◆ Problems to solve ◆
1. From the London summer dance review below, copy the passage starting with "The piece opens" and going on through "discord into Harmony.".
2. According to the London summer dance review below, which company was Marcelo Gomes guesting from when he danced Luca?

In the holiday season of July and August, many Londoners fly off in search of shores that are brighter, livelier and frankly sexier than those of Great Britain. But for those of us who stayed put, there were several programs that flew in some bright, lively and often sexy dancing from far-off places: Mexico, Brazil and Cuba.
Ballet Folklórico de México brought a cornucopia of costumes in eye-watering hues of lime, tangerine and fuchsia that made London feel very drab. Part cultural ambassador, part tourist postcard, part stage attraction, Ballet Folklórico draws on traditional Mexican dances in striking and theatrically savvy set-pieces, its dancers combining strict discipline with sunny dispositions.
For sheer energy, you couldn’t beat Baila Brazil by Balé de Rua, a freewheeling mix of samba with hip-hop, capoeira with MTV, favela funk with acrobatics. What it lacks in polish and focus it makes up for with easy conviviality and infectious rhythms that had the audience partying at the end.
Cuban ballet star Carlos Acosta, long resident in London, revived his show Cubanía, modern dance pieces featuring dancers or choreographers from Cuba, topped off with his own Tocororo Suite, a tale of a ballet boy (Acosta) who discovers his salsa-sass and so wins the love of feisty chica Verónica Corveas and the respect of cock-of-the-walk Alexander Varona. Again, lots of party spirit, not too much depth.
Oddly, the hottest Latin ticket in town was a home-grown work. Untethered by any real-life location or cultural obligation, Matthew Bourne’s The Car Man (2000) is set in a fictional Italian-American township into which he pours the operatic passions of Bizet’s Hispanic fantasy Carmen and the lurid melodrama of Hollywood film noir — especially The Postman Always Rings Twice (1946), as well Visconti’s 1943 Italian version, Ossessione — and stews them in a potboiler atmosphere worthy of Tennessee Williams. It’s all very un-British.
The piece opens with the signs all in place — literally. A billboard displays the name of the town — Harmony (“Population: 375”) — in big bold type. Next to a greasy café called Dino’s Diner, a placard is scrawled with an ad for a garage workhand: “MAN WANTED”. In strolls hunky drifter Luca (Marcelo Gomes in the performance I saw, guesting from American Ballet Theatre), who takes the job at Dino’s, becomes the MAN WANTED by both Dino’s sexually frustrated wife, Lana, and the sexually repressed (and oppressed) hired hand, Angelo — thus seeding discord into Harmony.

◆ Information shown ◆
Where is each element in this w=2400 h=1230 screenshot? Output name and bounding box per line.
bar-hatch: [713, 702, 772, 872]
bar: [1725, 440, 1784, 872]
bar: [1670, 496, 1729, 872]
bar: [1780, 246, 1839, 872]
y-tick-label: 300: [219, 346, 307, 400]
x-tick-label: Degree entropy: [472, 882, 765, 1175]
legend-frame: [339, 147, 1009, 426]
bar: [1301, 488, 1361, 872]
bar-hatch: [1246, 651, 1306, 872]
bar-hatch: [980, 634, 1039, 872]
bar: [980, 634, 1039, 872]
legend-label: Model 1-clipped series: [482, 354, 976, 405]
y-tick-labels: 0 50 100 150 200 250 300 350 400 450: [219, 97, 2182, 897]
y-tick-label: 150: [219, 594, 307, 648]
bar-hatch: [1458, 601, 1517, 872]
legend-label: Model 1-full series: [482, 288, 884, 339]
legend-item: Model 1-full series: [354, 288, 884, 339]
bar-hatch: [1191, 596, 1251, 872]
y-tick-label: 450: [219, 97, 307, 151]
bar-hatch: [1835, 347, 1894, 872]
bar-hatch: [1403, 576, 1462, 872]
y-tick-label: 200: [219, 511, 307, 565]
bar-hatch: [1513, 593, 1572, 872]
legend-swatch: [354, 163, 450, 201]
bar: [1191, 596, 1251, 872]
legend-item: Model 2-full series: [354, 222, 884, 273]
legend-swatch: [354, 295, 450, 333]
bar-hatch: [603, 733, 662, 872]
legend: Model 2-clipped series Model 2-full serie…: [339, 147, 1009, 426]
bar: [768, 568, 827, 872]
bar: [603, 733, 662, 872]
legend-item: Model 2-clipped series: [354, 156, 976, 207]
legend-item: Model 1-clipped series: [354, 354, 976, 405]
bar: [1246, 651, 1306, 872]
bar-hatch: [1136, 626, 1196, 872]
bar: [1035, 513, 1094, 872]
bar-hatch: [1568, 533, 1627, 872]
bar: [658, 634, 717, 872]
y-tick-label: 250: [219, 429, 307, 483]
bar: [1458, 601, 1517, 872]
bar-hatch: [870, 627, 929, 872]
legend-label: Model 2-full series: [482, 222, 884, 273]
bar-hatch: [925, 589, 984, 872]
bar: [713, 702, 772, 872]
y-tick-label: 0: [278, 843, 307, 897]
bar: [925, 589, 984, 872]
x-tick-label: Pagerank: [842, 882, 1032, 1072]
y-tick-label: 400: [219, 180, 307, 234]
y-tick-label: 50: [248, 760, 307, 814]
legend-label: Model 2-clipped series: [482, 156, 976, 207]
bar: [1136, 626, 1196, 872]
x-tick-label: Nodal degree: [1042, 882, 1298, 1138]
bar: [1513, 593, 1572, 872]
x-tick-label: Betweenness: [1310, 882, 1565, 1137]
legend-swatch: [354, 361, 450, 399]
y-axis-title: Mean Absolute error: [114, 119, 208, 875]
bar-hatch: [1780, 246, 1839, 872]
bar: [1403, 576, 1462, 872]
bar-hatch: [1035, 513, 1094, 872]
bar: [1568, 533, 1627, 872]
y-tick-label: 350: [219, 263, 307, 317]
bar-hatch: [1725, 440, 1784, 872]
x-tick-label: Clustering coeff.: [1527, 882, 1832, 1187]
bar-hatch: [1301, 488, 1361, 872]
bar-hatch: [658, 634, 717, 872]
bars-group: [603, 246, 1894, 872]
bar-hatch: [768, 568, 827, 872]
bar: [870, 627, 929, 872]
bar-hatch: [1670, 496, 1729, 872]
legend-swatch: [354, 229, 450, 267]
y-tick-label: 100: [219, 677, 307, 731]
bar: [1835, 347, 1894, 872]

◆ Responses by task ◆
1.
The piece opens with the signs all in place — literally. A billboard displays the name of the town — Harmony (“Population: 375”) — in big bold type. Next to a greasy café called Dino’s Diner, a placard is scrawled with an ad for a garage workhand: “MAN WANTED”. In strolls hunky drifter Luca (Marcelo Gomes in the performance I saw, guesting from American Ballet Theatre), who takes the job at Dino’s, becomes the MAN WANTED by both Dino’s sexually frustrated wife, Lana, and the sexually repressed (and oppressed) hired hand, Angelo — thus seeding discord into Harmony.

2. American Ballet Theatre